── Given records
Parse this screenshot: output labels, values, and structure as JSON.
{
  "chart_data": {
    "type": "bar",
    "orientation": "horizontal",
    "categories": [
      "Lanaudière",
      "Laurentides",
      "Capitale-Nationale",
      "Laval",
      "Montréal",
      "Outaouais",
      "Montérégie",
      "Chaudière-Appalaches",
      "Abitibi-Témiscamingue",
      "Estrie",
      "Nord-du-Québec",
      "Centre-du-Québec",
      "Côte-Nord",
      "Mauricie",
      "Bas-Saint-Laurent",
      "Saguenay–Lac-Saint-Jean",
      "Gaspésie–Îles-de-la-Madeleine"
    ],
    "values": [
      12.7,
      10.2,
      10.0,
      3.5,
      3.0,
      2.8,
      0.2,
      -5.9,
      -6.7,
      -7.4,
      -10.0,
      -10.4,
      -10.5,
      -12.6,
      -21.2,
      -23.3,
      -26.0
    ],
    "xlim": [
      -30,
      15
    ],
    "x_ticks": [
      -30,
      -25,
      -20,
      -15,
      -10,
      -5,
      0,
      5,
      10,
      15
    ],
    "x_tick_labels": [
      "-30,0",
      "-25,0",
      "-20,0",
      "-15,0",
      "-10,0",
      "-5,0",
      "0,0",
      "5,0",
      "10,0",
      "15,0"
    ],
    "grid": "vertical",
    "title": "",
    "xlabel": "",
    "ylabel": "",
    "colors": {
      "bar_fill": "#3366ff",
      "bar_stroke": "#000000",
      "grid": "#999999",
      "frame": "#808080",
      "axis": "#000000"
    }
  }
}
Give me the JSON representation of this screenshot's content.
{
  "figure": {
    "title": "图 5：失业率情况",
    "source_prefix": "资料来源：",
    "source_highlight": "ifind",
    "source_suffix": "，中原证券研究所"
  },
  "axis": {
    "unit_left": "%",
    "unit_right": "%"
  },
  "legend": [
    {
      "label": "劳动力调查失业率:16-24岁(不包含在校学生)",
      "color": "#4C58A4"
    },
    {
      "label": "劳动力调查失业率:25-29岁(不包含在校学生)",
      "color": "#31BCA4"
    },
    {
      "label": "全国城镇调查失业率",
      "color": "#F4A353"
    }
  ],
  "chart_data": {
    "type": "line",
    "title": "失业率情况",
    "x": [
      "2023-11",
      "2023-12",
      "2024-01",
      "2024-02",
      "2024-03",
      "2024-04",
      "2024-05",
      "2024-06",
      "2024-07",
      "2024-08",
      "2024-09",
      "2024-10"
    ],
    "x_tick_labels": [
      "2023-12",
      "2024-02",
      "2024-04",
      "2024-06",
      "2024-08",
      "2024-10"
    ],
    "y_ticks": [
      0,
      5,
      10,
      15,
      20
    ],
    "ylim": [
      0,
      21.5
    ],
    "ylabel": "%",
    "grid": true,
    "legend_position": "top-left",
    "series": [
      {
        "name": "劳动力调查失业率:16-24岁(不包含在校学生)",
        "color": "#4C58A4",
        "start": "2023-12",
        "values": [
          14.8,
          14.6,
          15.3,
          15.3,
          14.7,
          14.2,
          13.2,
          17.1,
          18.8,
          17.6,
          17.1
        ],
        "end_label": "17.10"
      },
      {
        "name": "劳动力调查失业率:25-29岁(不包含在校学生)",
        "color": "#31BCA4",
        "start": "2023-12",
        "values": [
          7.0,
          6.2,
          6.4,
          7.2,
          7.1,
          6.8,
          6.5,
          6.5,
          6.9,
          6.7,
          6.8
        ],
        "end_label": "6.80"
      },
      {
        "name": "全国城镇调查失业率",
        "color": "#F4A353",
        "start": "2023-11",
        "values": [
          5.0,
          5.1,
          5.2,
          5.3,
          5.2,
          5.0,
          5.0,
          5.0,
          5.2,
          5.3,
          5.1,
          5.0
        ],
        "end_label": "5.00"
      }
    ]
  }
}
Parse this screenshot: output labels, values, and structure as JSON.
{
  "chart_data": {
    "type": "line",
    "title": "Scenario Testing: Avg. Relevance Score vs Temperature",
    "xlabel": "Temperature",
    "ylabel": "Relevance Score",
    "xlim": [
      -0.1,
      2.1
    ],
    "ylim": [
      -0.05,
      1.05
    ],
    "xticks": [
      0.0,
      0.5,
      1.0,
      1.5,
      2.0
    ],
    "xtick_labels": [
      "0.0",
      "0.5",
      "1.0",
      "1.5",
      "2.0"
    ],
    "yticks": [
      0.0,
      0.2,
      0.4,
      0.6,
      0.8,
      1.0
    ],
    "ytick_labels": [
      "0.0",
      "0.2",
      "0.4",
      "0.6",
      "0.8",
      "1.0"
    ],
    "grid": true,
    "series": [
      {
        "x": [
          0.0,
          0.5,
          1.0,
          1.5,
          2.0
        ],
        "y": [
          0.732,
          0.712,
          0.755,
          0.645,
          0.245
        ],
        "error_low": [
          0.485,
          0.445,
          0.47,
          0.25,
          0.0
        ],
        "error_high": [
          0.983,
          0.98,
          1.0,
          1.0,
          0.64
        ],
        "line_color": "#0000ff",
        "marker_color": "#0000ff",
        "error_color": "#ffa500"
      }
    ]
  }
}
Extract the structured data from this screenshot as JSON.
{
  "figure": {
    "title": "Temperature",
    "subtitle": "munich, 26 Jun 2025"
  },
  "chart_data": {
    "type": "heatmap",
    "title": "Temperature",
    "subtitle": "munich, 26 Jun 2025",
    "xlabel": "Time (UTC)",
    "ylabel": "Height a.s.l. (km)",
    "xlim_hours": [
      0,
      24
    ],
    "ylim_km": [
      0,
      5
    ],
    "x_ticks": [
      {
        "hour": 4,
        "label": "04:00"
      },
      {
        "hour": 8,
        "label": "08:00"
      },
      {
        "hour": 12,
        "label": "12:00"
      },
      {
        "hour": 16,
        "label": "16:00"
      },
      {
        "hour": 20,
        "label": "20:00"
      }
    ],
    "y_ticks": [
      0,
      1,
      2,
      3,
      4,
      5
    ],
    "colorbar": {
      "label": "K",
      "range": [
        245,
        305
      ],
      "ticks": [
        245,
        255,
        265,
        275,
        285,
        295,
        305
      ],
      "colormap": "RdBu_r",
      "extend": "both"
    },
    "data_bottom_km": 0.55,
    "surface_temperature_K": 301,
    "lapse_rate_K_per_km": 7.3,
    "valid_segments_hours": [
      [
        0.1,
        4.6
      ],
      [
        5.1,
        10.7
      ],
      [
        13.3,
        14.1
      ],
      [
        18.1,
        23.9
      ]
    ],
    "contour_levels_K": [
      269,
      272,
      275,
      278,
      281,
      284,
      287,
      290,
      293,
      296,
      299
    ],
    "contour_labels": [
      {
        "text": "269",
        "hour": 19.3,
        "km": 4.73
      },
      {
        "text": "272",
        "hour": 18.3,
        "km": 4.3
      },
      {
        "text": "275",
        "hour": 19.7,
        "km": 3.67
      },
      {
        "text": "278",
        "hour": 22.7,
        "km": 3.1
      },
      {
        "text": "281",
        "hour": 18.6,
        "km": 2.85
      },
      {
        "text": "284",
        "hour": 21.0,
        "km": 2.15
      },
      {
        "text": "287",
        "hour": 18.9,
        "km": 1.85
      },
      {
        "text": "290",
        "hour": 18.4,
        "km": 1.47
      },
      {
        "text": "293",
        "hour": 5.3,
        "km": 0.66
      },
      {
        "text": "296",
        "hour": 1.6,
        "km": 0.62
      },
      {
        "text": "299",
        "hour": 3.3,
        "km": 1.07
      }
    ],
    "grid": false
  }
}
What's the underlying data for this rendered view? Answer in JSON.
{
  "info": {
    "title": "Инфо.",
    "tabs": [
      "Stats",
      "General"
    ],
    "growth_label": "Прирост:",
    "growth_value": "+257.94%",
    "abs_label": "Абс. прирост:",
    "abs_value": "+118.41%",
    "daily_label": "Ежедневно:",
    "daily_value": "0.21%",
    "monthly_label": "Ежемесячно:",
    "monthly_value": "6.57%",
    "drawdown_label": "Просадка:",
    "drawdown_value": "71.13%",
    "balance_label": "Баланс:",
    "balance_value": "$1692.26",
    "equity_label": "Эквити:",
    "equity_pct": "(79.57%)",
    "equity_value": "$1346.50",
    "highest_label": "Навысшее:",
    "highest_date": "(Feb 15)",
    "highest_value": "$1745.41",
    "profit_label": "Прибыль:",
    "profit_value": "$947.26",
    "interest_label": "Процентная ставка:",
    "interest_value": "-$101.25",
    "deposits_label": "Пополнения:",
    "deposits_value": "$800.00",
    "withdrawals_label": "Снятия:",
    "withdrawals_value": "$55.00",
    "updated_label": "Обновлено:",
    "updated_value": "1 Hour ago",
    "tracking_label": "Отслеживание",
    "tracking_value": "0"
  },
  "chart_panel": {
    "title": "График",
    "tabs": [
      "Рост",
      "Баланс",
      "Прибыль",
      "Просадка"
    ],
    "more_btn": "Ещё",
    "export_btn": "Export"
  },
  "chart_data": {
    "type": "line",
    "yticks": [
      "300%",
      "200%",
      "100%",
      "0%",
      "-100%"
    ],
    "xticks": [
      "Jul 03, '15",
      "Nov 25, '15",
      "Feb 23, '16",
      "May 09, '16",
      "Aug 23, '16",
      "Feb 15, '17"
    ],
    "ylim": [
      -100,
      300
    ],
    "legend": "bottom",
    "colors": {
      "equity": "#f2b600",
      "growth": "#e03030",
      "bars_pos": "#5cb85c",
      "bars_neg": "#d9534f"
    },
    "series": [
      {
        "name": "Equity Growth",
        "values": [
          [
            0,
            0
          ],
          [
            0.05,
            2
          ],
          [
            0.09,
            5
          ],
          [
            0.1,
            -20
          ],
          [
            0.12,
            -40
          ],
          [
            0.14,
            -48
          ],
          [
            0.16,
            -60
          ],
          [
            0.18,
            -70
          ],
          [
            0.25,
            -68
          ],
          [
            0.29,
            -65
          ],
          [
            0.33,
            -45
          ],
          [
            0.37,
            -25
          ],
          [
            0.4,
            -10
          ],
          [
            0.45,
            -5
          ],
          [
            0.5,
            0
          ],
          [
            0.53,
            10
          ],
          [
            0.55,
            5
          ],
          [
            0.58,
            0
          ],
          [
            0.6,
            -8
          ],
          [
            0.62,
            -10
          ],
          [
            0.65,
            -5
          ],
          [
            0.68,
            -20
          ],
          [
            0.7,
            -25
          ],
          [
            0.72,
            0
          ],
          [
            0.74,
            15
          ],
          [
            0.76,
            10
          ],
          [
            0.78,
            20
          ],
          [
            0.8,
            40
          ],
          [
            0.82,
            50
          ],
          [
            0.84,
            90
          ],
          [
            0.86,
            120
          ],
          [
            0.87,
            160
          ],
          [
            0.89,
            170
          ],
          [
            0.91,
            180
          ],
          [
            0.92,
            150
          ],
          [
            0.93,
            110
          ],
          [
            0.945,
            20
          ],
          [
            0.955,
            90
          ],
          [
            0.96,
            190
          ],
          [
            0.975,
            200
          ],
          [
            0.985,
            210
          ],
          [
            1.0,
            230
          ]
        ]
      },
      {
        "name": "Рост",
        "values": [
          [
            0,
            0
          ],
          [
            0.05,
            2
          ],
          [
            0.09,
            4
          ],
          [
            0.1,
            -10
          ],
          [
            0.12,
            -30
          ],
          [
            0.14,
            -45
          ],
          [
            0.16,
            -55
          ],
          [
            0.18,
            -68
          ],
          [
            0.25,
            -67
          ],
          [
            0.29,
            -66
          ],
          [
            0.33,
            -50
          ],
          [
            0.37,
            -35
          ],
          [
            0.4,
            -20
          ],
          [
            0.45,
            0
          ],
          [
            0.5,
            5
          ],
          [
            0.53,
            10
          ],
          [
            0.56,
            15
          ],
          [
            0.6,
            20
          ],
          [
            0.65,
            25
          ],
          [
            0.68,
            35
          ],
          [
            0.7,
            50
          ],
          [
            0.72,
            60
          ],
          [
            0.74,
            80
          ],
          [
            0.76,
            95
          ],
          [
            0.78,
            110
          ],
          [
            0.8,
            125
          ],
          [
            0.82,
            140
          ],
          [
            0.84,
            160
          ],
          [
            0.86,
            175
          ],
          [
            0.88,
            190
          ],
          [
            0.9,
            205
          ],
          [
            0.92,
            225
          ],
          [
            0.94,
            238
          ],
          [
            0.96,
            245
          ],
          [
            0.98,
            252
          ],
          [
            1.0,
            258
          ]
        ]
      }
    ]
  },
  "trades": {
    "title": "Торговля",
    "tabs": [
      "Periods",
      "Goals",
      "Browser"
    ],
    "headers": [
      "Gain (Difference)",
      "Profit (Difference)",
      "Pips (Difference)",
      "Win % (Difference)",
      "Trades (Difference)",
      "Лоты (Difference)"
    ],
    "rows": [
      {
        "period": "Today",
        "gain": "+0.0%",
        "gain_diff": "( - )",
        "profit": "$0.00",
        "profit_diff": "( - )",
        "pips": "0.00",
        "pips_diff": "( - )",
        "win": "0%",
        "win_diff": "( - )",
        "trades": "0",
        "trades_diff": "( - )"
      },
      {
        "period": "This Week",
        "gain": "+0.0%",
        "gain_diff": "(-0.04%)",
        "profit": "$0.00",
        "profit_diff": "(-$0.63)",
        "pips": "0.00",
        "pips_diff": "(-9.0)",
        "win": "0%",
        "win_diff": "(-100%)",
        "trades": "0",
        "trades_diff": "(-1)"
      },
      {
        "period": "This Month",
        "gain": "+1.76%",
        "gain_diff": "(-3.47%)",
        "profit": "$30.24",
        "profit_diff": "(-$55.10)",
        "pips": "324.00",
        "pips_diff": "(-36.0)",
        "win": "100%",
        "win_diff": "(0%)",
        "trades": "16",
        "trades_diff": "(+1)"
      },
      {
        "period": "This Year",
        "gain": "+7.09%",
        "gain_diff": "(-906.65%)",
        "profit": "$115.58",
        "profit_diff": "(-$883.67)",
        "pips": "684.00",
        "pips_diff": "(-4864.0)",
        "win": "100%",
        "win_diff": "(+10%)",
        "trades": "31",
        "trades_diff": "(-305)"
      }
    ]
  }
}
────
Exercise details: Search the lines for "name". Copy each line that has it.

Result of the exercise:
        "name": "劳动力调查失业率:16-24岁(不包含在校学生)",
        "name": "劳动力调查失业率:25-29岁(不包含在校学生)",
        "name": "全国城镇调查失业率",
        "name": "Equity Growth",
        "name": "Рост",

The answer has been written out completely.